***** Provided records

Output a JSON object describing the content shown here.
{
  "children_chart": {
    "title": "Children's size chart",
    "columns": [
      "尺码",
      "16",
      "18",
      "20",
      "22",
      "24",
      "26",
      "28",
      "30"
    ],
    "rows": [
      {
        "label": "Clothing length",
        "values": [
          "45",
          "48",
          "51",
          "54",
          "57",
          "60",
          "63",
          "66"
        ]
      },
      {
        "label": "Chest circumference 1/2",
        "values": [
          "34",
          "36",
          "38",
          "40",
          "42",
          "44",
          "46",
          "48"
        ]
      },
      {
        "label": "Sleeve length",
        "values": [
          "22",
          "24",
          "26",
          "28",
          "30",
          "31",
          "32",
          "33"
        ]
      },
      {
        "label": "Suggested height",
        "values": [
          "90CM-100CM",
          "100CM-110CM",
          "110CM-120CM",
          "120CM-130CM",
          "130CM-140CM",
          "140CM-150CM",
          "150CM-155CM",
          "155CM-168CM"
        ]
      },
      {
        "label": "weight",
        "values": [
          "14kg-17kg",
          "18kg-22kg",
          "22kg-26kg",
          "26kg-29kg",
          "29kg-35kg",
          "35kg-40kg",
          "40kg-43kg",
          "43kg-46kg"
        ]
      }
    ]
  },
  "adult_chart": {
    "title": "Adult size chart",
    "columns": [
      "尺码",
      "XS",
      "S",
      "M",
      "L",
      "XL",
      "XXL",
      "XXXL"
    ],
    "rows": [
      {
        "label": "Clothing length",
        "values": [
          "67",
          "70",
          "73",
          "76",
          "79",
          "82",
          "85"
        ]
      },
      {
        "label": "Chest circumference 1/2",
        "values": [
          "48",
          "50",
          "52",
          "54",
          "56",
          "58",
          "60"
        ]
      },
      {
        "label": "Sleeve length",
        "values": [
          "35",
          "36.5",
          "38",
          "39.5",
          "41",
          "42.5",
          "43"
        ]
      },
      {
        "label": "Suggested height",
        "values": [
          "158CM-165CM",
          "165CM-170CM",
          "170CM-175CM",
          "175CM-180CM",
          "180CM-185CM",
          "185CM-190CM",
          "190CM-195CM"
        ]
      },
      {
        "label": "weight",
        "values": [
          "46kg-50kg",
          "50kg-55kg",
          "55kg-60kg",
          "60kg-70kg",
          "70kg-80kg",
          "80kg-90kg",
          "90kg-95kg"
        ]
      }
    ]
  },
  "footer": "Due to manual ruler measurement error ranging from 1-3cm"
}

**********

→ **Required work**
Each line of the material should be duplicated exactly, please.

→ **Written response**
Output a JSON object describing the content shown here.
{
  "children_chart": {
    "title": "Children's size chart",
    "columns": [
      "尺码",
      "16",
      "18",
      "20",
      "22",
      "24",
      "26",
      "28",
      "30"
    ],
    "rows": [
      {
        "label": "Clothing length",
        "values": [
          "45",
          "48",
          "51",
          "54",
          "57",
          "60",
          "63",
          "66"
        ]
      },
      {
        "label": "Chest circumference 1/2",
        "values": [
          "34",
          "36",
          "38",
          "40",
          "42",
          "44",
          "46",
          "48"
        ]
      },
      {
        "label": "Sleeve length",
        "values": [
          "22",
          "24",
          "26",
          "28",
          "30",
          "31",
          "32",
          "33"
        ]
      },
      {
        "label": "Suggested height",
        "values": [
          "90CM-100CM",
          "100CM-110CM",
          "110CM-120CM",
          "120CM-130CM",
          "130CM-140CM",
          "140CM-150CM",
          "150CM-155CM",
          "155CM-168CM"
        ]
      },
      {
        "label": "weight",
        "values": [
          "14kg-17kg",
          "18kg-22kg",
          "22kg-26kg",
          "26kg-29kg",
          "29kg-35kg",
          "35kg-40kg",
          "40kg-43kg",
          "43kg-46kg"
        ]
      }
    ]
  },
  "adult_chart": {
    "title": "Adult size chart",
    "columns": [
      "尺码",
      "XS",
      "S",
      "M",
      "L",
      "XL",
      "XXL",
      "XXXL"
    ],
    "rows": [
      {
        "label": "Clothing length",
        "values": [
          "67",
          "70",
          "73",
          "76",
          "79",
          "82",
          "85"
        ]
      },
      {
        "label": "Chest circumference 1/2",
        "values": [
          "48",
          "50",
          "52",
          "54",
          "56",
          "58",
          "60"
        ]
      },
      {
        "label": "Sleeve length",
        "values": [
          "35",
          "36.5",
          "38",
          "39.5",
          "41",
          "42.5",
          "43"
        ]
      },
      {
        "label": "Suggested height",
        "values": [
          "158CM-165CM",
          "165CM-170CM",
          "170CM-175CM",
          "175CM-180CM",
          "180CM-185CM",
          "185CM-190CM",
          "190CM-195CM"
        ]
      },
      {
        "label": "weight",
        "values": [
          "46kg-50kg",
          "50kg-55kg",
          "55kg-60kg",
          "60kg-70kg",
          "70kg-80kg",
          "80kg-90kg",
          "90kg-95kg"
        ]
      }
    ]
  },
  "footer": "Due to manual ruler measurement error ranging from 1-3cm"
}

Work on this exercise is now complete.